> **WHAT YOU HAVE TO DO**: Examine the records and identify each line that includes the string "céntimos". Copy those lines.

------------------------------------------------

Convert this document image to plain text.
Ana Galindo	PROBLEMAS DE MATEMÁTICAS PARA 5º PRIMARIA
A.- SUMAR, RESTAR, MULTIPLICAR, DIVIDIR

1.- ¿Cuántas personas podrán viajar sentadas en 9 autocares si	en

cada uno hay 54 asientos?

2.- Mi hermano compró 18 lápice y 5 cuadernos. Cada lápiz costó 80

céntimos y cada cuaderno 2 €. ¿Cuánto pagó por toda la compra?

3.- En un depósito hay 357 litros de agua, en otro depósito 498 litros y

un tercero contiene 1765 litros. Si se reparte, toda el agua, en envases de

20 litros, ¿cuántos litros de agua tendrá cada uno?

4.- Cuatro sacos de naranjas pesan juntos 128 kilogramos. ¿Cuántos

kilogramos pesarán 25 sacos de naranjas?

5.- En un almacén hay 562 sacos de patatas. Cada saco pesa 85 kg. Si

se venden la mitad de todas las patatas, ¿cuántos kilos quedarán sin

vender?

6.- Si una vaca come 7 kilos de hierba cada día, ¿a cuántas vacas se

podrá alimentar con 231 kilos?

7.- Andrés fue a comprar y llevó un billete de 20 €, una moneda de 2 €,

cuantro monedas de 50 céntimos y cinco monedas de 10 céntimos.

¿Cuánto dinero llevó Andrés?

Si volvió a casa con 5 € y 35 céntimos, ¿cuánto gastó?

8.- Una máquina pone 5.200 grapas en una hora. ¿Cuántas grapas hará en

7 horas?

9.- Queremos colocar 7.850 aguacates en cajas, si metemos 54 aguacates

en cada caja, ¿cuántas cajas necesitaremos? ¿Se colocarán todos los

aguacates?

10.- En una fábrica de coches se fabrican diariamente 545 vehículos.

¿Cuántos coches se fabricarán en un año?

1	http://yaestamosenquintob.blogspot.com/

------------------------------------------------

> **RESPONSE**:
céntimos y cada cuaderno 2 €. ¿Cuánto pagó por toda la compra?
cuantro monedas de 50 céntimos y cinco monedas de 10 céntimos.
Si volvió a casa con 5 € y 35 céntimos, ¿cuánto gastó?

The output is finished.